#### Given data:
--- BEGIN ---
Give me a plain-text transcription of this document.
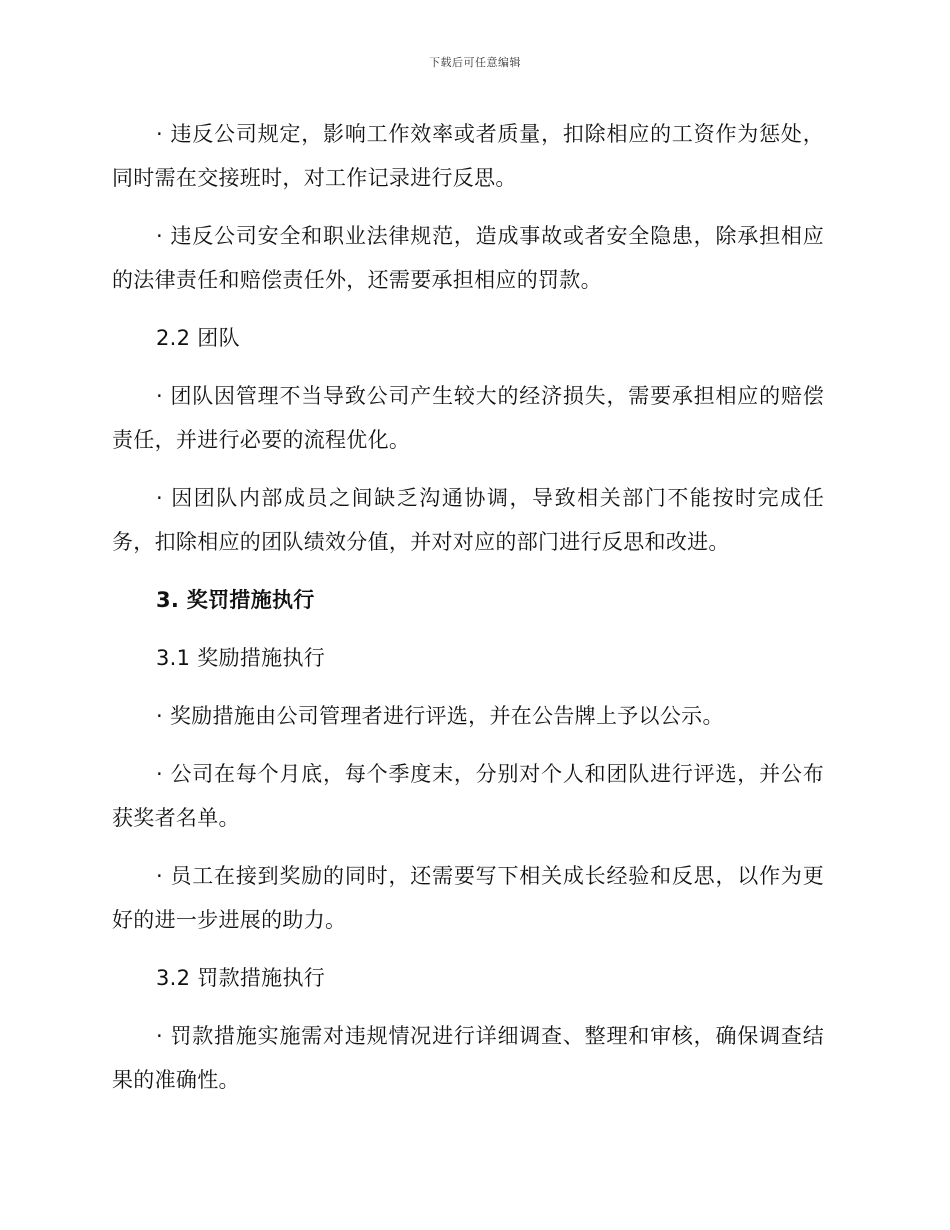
下载后可任意编辑

· 违反公司规定，影响工作效率或者质量，扣除相应的工资作为惩处，同时需在交接班时，对工作记录进行反思。

· 违反公司安全和职业法律规范，造成事故或者安全隐患，除承担相应的法律责任和赔偿责任外，还需要承担相应的罚款。

2.2 团队

· 团队因管理不当导致公司产生较大的经济损失，需要承担相应的赔偿责任，并进行必要的流程优化。

· 因团队内部成员之间缺乏沟通协调，导致相关部门不能按时完成任务，扣除相应的团队绩效分值，并对对应的部门进行反思和改进。

3. 奖罚措施执行

3.1 奖励措施执行

· 奖励措施由公司管理者进行评选，并在公告牌上予以公示。

· 公司在每个月底，每个季度末，分别对个人和团队进行评选，并公布获奖者名单。

· 员工在接到奖励的同时，还需要写下相关成长经验和反思，以作为更好的进一步进展的助力。

3.2 罚款措施执行

· 罚款措施实施需对违规情况进行详细调查、整理和审核，确保调查结果的准确性。
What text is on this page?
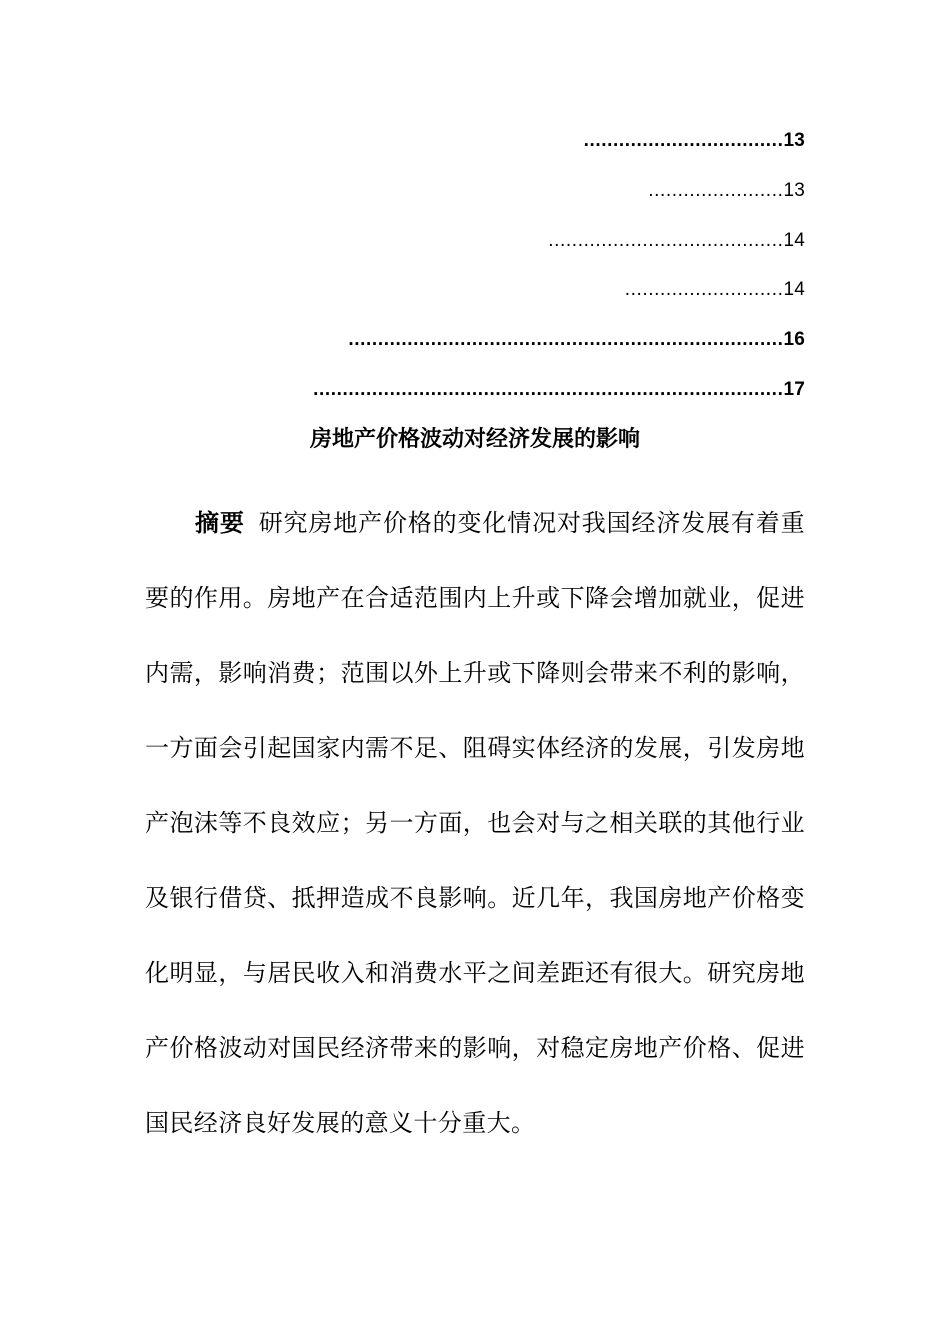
..................................13
.......................13
........................................14
...........................14
..........................................................................16
................................................................................17
房地产价格波动对经济发展的影响
摘要 研究房地产价格的变化情况对我国经济发展有着重要的作用。房地产在合适范围内上升或下降会增加就业，促进内需，影响消费；范围以外上升或下降则会带来不利的影响，一方面会引起国家内需不足、阻碍实体经济的发展，引发房地产泡沫等不良效应；另一方面，也会对与之相关联的其他行业及银行借贷、抵押造成不良影响。近几年，我国房地产价格变化明显，与居民收入和消费水平之间差距还有很大。研究房地产价格波动对国民经济带来的影响，对稳定房地产价格、促进国民经济良好发展的意义十分重大。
--- END ---
Copy out each line in the listing that has the word "text".

#### Result for this exercise:
Give me a plain-text transcription of this document.
What text is on this page?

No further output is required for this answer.